SET EXERCISE: Isolate every line in the data with the string "values" and copy it.

RECORD LIST:
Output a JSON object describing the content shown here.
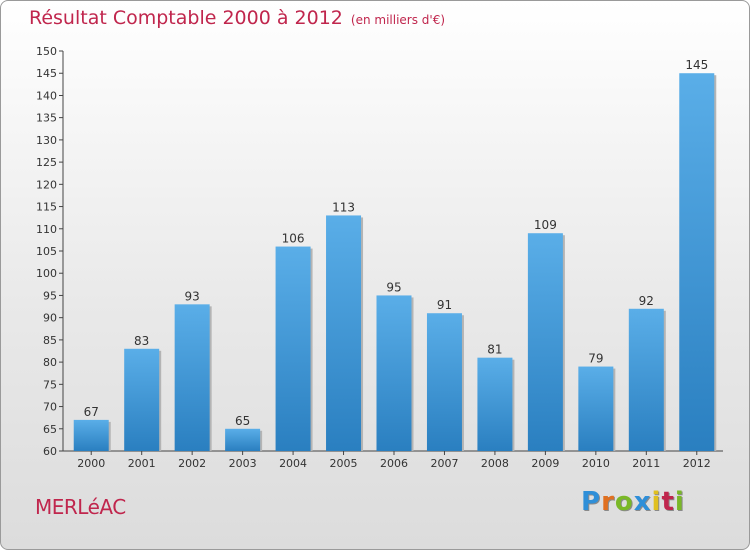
{
  "header": {
    "title": "Résultat Comptable 2000 à 2012",
    "subtitle": "(en milliers d'€)"
  },
  "footer": {
    "commune": "MERLéAC",
    "logo_text": "Proxiti"
  },
  "colors": {
    "title": "#c0264d",
    "bar_top": "#5aaee8",
    "bar_bottom": "#2a7fc0",
    "logo": [
      "#2f8fd8",
      "#e07020",
      "#7ab828",
      "#2f8fd8",
      "#e0c020",
      "#c0264d",
      "#7ab828"
    ]
  },
  "chart_data": {
    "type": "bar",
    "title": "Résultat Comptable 2000 à 2012",
    "xlabel": "",
    "ylabel": "",
    "categories": [
      "2000",
      "2001",
      "2002",
      "2003",
      "2004",
      "2005",
      "2006",
      "2007",
      "2008",
      "2009",
      "2010",
      "2011",
      "2012"
    ],
    "values": [
      67,
      83,
      93,
      65,
      106,
      113,
      95,
      91,
      81,
      109,
      79,
      92,
      145
    ],
    "ylim": [
      60,
      150
    ],
    "yticks": [
      60,
      65,
      70,
      75,
      80,
      85,
      90,
      95,
      100,
      105,
      110,
      115,
      120,
      125,
      130,
      135,
      140,
      145,
      150
    ],
    "grid": false,
    "legend": "none"
  }
}
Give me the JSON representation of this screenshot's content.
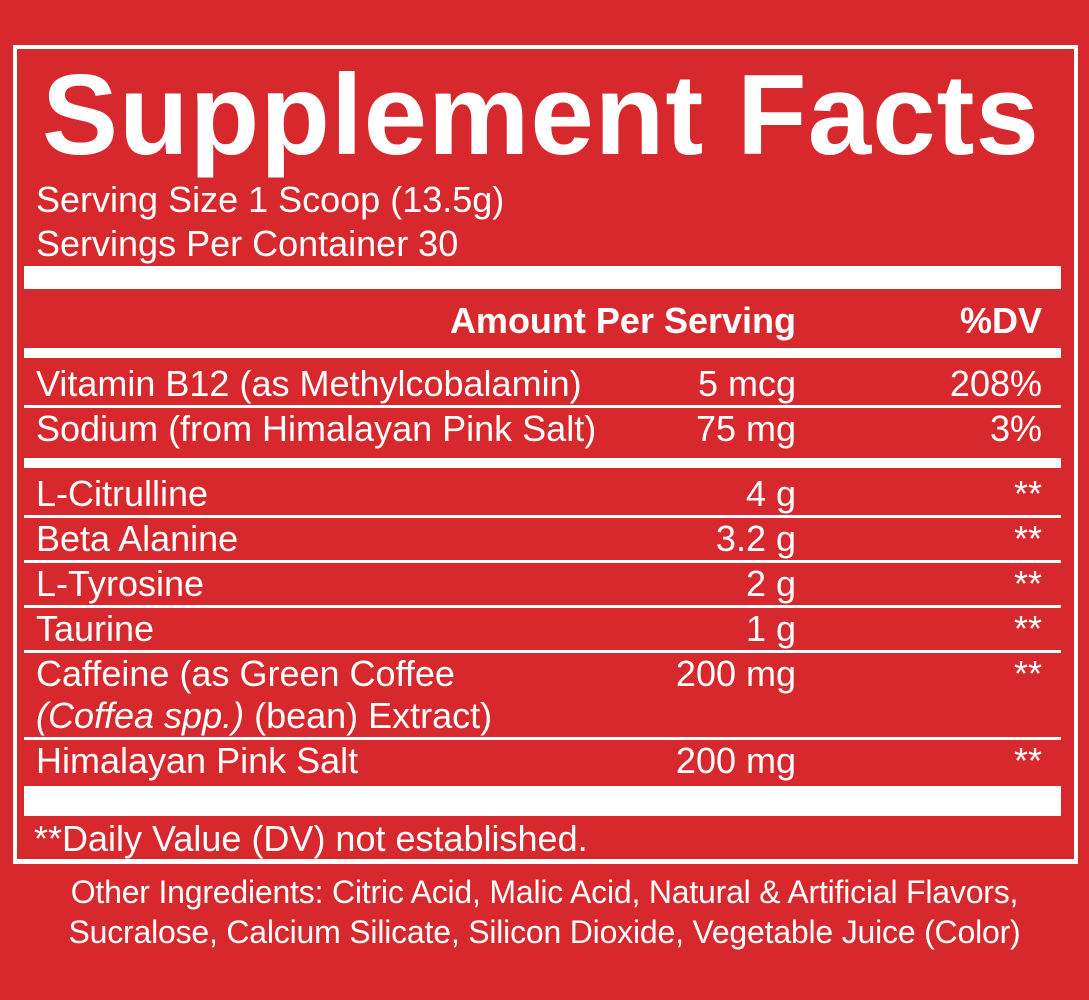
{
  "colors": {
    "background_red": "#d6282d",
    "foreground_white": "#ffffff"
  },
  "title": "Supplement Facts",
  "serving": {
    "size": "Serving Size 1 Scoop (13.5g)",
    "per_container": "Servings Per Container 30"
  },
  "table": {
    "amount_header": "Amount Per Serving",
    "dv_header": "%DV",
    "daily_rows": [
      {
        "name": "Vitamin B12 (as Methylcobalamin)",
        "amount": "5 mcg",
        "dv": "208%"
      },
      {
        "name": "Sodium (from Himalayan Pink Salt)",
        "amount": "75 mg",
        "dv": "3%"
      }
    ],
    "blend_rows": [
      {
        "name": "L-Citrulline",
        "amount": "4 g",
        "dv": "**"
      },
      {
        "name": "Beta Alanine",
        "amount": "3.2 g",
        "dv": "**"
      },
      {
        "name": "L-Tyrosine",
        "amount": "2 g",
        "dv": "**"
      },
      {
        "name": "Taurine",
        "amount": "1 g",
        "dv": "**"
      }
    ],
    "caffeine_row": {
      "name_line1": "Caffeine (as Green Coffee",
      "name_line2_italic": "(Coffea spp.)",
      "name_line2_rest": " (bean) Extract)",
      "amount": "200 mg",
      "dv": "**"
    },
    "last_row": {
      "name": "Himalayan Pink Salt",
      "amount": "200 mg",
      "dv": "**"
    },
    "footnote": "**Daily Value (DV) not established."
  },
  "other_ingredients": {
    "line1": "Other Ingredients: Citric Acid, Malic Acid, Natural & Artificial Flavors,",
    "line2": "Sucralose, Calcium Silicate, Silicon Dioxide, Vegetable Juice (Color)"
  }
}
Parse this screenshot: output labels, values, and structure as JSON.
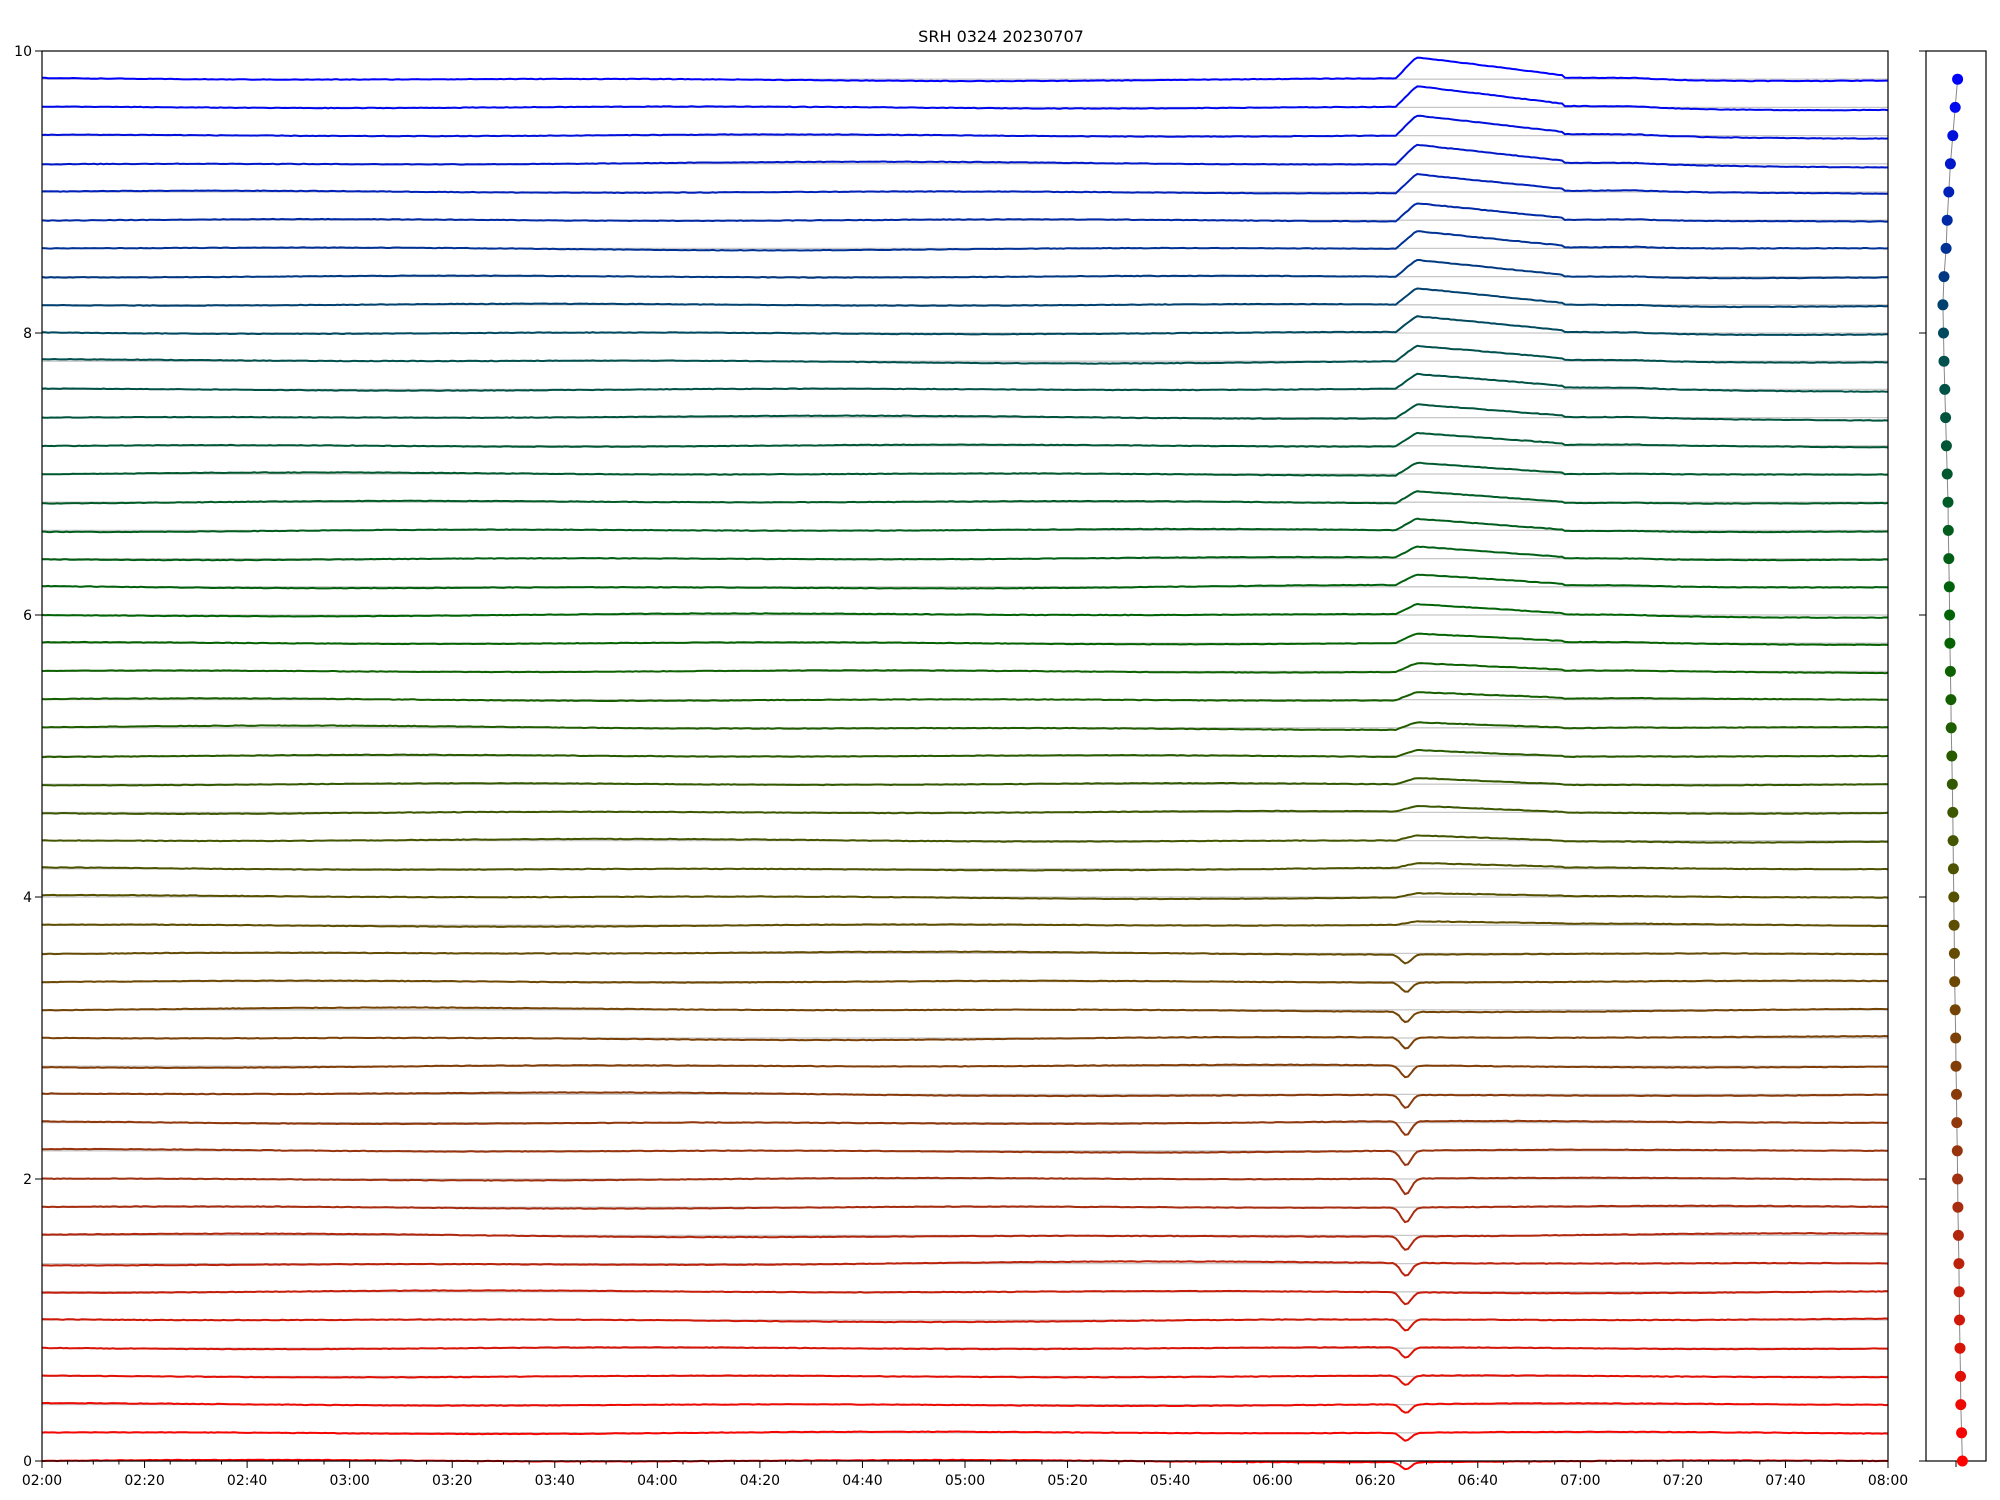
{
  "chart_data": {
    "type": "line",
    "title": "SRH 0324 20230707",
    "xlabel": "",
    "ylabel": "",
    "x_range": [
      "02:00",
      "08:00"
    ],
    "x_ticks": [
      "02:00",
      "02:20",
      "02:40",
      "03:00",
      "03:20",
      "03:40",
      "04:00",
      "04:20",
      "04:40",
      "05:00",
      "05:20",
      "05:40",
      "06:00",
      "06:20",
      "06:40",
      "07:00",
      "07:20",
      "07:40",
      "08:00"
    ],
    "ylim": [
      0,
      10
    ],
    "y_ticks": [
      "0",
      "2",
      "4",
      "6",
      "8",
      "10"
    ],
    "grid": "horizontal gray lines at each trace baseline",
    "legend": "none",
    "series_count": 50,
    "series_offset_step": 0.2,
    "series_color_gradient": [
      "#ff0000",
      "#a03010",
      "#5a5000",
      "#006400",
      "#005050",
      "#0000ff"
    ],
    "event": {
      "time": "06:26",
      "description_rows": "rows 0-18 show a dip; rows 19-49 show a rise followed by slow decay until about 06:55"
    },
    "side_panel": {
      "type": "scatter",
      "points_per_row": 50,
      "x_offsets": [
        0.4,
        0.35,
        0.3,
        0.28,
        0.25,
        0.22,
        0.2,
        0.18,
        0.15,
        0.12,
        0.1,
        0.08,
        0.05,
        0.03,
        0.0,
        -0.02,
        -0.05,
        -0.08,
        -0.1,
        -0.12,
        -0.14,
        -0.16,
        -0.18,
        -0.2,
        -0.23,
        -0.26,
        -0.3,
        -0.32,
        -0.35,
        -0.38,
        -0.4,
        -0.42,
        -0.45,
        -0.48,
        -0.5,
        -0.55,
        -0.6,
        -0.65,
        -0.7,
        -0.75,
        -0.78,
        -0.82,
        -0.75,
        -0.62,
        -0.55,
        -0.45,
        -0.35,
        -0.2,
        -0.05,
        0.1
      ]
    }
  }
}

THE REPLY:
    "values": [
Parse this screenshot: output labels, values, and structure as JSON.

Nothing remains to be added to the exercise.